§ Set exercise
Below are records. Count every line containing the word "this" and give the number alone.

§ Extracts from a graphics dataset
------------------------------------------------

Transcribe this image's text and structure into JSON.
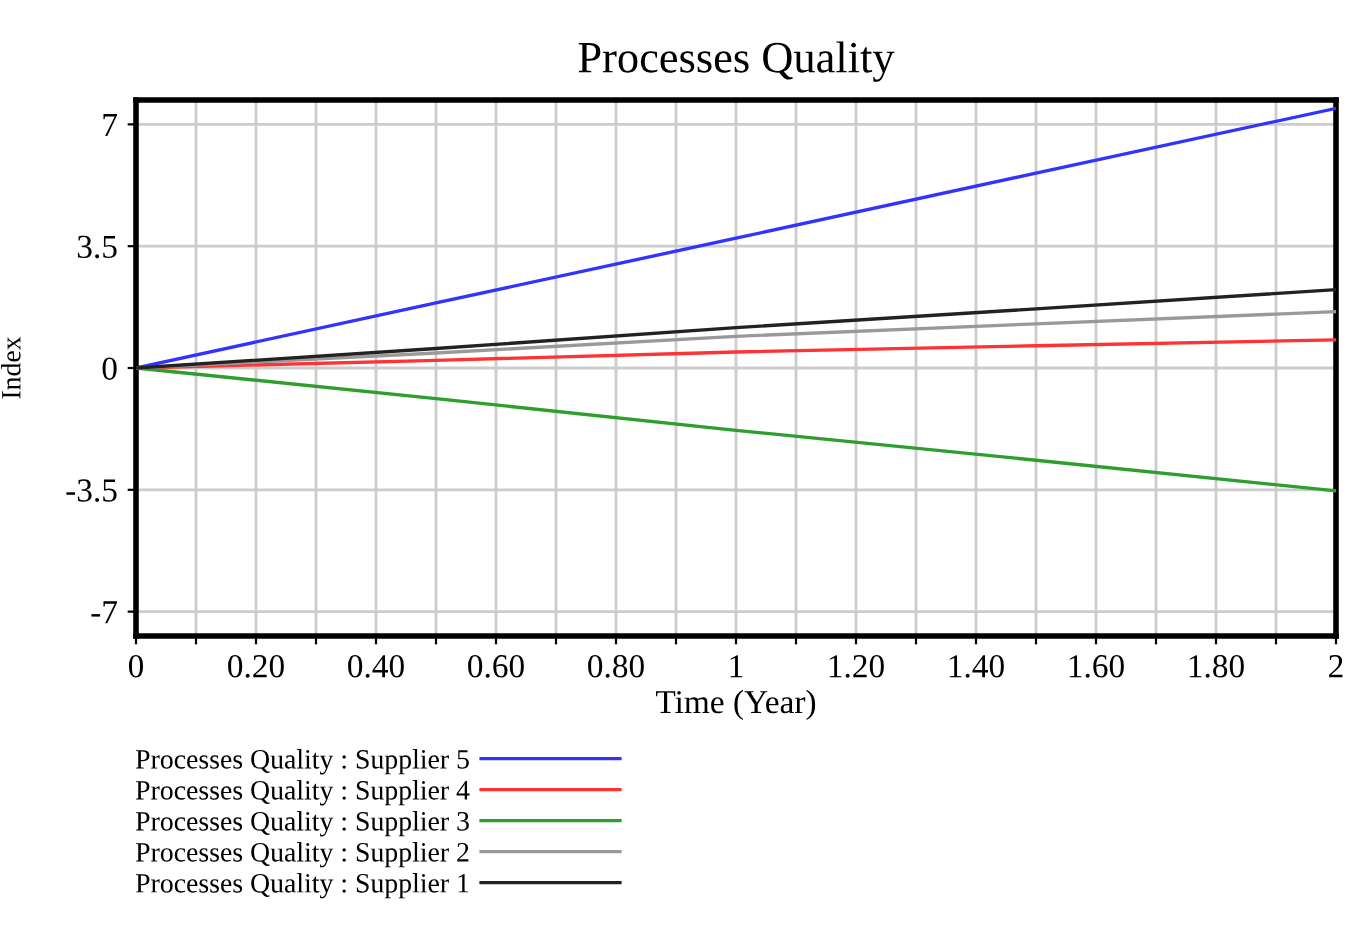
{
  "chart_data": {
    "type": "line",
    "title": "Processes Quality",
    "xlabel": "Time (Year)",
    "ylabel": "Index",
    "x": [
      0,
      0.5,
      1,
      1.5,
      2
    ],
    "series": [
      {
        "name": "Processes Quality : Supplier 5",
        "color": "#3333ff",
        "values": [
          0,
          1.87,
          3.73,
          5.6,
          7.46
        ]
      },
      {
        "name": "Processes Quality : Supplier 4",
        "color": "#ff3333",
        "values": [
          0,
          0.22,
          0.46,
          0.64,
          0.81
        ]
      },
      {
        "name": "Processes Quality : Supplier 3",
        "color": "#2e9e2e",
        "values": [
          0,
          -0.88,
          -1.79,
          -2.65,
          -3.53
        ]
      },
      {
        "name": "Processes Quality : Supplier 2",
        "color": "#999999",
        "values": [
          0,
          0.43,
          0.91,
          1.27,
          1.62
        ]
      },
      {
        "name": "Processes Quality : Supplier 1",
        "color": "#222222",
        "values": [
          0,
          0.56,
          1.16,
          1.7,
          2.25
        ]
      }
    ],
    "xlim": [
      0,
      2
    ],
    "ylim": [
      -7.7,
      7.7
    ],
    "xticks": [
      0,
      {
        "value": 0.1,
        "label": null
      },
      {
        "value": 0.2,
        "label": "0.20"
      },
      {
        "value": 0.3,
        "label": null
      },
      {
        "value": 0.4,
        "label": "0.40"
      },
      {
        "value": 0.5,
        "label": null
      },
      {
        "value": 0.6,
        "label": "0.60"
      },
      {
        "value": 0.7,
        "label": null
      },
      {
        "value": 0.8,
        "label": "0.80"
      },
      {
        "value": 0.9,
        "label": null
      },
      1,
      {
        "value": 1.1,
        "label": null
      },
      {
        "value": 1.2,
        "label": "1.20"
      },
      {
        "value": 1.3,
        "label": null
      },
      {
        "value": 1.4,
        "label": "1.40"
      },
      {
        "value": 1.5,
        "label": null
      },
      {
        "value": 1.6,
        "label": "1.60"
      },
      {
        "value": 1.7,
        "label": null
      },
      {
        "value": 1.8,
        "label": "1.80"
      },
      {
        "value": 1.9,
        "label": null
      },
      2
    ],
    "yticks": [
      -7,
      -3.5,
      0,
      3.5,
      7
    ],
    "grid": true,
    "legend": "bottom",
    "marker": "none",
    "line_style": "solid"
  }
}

------------------------------------------------

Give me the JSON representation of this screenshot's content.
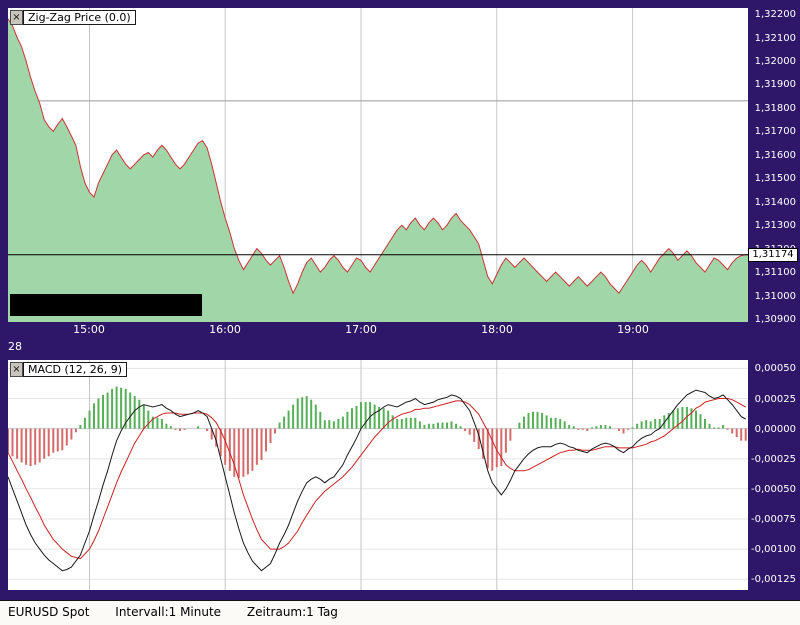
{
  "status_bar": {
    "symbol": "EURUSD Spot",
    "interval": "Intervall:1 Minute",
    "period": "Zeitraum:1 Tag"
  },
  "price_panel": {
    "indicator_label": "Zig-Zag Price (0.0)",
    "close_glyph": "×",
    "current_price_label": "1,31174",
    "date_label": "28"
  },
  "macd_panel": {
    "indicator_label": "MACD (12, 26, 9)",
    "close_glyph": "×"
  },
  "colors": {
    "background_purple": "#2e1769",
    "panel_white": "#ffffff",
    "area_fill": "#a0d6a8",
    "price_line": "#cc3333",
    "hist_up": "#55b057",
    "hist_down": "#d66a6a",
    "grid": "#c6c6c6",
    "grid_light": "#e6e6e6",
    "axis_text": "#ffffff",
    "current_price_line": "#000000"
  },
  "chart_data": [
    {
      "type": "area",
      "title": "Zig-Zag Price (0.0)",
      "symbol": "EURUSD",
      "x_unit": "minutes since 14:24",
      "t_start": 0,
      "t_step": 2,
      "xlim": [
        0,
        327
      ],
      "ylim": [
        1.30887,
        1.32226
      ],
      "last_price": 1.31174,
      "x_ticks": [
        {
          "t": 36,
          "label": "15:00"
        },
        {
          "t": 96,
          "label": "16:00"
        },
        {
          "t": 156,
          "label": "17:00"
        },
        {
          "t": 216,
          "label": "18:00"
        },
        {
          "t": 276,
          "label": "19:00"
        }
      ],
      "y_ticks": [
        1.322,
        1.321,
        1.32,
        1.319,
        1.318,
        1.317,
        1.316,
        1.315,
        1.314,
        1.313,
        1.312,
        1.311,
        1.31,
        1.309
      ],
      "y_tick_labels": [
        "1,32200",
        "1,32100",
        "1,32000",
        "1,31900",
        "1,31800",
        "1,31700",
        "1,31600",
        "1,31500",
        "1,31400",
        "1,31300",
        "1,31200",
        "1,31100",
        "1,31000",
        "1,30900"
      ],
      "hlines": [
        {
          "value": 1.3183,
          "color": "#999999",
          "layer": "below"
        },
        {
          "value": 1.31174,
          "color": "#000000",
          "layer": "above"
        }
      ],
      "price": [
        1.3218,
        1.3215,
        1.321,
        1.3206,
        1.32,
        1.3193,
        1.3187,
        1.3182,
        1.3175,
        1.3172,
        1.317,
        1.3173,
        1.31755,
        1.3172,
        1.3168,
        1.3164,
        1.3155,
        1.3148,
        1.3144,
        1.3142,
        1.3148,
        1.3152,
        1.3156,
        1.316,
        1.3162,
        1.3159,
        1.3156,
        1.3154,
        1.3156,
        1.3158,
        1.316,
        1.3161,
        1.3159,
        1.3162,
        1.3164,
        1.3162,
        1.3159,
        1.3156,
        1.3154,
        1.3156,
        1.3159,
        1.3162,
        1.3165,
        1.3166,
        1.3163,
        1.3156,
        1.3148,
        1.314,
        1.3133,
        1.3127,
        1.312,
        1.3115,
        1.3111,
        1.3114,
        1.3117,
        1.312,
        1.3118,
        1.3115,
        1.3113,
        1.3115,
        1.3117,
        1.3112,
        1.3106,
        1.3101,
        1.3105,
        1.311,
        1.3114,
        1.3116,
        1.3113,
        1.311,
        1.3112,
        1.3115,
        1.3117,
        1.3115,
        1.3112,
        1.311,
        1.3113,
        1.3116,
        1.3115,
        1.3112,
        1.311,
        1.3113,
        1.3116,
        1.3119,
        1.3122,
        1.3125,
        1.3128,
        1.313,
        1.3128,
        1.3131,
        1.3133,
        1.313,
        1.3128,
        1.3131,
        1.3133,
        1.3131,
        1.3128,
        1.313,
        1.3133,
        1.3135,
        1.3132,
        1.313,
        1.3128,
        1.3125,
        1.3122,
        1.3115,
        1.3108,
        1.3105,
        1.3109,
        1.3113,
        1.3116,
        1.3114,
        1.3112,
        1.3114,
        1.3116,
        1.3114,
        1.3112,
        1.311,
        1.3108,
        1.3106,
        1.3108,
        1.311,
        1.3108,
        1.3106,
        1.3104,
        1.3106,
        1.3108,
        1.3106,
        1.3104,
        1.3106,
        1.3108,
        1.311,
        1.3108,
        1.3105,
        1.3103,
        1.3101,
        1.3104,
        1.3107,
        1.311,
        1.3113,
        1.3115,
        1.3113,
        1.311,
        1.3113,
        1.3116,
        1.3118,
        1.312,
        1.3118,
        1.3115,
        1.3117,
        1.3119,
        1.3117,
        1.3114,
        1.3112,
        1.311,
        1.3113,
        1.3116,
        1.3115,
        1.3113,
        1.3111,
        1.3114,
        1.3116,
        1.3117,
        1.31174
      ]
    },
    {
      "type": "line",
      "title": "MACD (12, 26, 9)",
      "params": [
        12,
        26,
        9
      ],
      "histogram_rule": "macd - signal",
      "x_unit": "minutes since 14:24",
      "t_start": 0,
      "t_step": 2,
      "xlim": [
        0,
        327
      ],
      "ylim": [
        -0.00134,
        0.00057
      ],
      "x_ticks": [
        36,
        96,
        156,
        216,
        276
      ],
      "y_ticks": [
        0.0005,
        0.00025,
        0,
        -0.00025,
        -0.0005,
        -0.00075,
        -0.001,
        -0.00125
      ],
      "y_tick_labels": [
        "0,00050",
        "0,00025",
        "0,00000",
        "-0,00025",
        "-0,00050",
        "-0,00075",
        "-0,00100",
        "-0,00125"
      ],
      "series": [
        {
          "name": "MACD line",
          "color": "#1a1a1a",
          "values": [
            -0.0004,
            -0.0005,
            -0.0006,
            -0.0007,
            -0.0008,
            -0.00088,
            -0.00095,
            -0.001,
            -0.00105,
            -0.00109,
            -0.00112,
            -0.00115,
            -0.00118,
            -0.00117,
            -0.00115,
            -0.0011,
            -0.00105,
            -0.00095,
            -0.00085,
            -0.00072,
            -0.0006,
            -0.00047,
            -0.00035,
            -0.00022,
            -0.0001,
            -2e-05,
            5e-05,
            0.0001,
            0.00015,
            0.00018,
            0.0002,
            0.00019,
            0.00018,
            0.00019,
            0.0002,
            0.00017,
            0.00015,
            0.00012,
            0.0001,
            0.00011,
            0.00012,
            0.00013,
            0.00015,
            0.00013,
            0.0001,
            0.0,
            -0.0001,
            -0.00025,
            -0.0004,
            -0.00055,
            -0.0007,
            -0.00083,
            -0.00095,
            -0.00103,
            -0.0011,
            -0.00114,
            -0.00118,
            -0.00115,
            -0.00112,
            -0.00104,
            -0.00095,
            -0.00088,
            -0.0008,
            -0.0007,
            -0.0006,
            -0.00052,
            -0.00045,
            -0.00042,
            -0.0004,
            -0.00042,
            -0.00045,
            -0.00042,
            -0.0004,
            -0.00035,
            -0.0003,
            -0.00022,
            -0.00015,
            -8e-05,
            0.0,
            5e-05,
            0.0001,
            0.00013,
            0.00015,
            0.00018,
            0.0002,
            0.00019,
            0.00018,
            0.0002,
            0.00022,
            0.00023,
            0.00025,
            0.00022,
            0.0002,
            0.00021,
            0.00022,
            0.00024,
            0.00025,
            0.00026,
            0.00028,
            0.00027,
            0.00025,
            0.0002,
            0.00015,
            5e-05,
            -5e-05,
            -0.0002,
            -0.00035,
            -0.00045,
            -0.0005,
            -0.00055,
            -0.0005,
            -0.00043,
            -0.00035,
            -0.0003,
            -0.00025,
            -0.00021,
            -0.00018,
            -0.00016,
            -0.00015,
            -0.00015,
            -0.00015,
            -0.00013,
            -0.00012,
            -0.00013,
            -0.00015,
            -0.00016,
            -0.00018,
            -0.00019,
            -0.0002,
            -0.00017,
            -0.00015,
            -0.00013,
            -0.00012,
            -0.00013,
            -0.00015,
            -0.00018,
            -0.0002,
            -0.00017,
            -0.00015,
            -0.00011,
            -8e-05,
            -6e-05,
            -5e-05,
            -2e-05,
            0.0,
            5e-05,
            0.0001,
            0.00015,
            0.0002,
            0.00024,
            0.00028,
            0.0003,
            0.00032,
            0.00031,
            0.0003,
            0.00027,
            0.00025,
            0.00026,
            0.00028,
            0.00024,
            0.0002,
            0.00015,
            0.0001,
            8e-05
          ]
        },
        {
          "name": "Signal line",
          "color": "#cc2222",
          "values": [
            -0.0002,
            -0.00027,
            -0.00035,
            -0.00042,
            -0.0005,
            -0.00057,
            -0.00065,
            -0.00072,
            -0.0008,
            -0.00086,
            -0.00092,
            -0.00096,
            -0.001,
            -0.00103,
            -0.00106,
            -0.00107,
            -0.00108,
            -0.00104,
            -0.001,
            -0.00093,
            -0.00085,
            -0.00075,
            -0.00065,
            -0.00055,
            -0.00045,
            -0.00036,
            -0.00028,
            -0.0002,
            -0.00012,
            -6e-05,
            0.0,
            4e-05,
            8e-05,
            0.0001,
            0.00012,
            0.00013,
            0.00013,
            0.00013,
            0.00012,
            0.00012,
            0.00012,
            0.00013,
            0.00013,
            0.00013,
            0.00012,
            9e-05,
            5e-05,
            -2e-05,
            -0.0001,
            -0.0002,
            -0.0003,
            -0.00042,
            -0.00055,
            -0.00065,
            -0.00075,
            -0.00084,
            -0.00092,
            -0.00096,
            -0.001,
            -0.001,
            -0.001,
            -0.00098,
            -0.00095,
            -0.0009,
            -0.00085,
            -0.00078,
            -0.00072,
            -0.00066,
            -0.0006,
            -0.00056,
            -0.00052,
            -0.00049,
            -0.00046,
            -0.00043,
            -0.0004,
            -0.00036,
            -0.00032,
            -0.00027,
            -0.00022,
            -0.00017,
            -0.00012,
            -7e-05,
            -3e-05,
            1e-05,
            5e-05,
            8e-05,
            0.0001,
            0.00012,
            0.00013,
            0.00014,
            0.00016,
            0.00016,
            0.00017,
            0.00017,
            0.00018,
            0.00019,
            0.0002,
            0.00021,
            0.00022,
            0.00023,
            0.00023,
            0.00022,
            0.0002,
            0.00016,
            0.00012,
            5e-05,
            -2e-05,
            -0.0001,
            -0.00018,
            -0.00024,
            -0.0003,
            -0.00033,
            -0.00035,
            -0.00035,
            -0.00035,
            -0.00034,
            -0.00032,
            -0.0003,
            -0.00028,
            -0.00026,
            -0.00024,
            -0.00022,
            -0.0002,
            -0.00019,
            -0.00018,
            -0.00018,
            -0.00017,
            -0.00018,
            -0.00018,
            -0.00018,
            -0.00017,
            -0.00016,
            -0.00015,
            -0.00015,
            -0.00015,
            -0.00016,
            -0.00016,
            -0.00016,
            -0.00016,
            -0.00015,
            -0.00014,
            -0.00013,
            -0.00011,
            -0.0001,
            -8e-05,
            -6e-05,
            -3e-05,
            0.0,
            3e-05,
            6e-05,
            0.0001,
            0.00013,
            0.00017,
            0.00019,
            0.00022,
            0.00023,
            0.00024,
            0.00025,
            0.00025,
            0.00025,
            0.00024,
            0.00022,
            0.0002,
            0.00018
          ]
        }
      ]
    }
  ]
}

------------------------------------------------

§ Output
2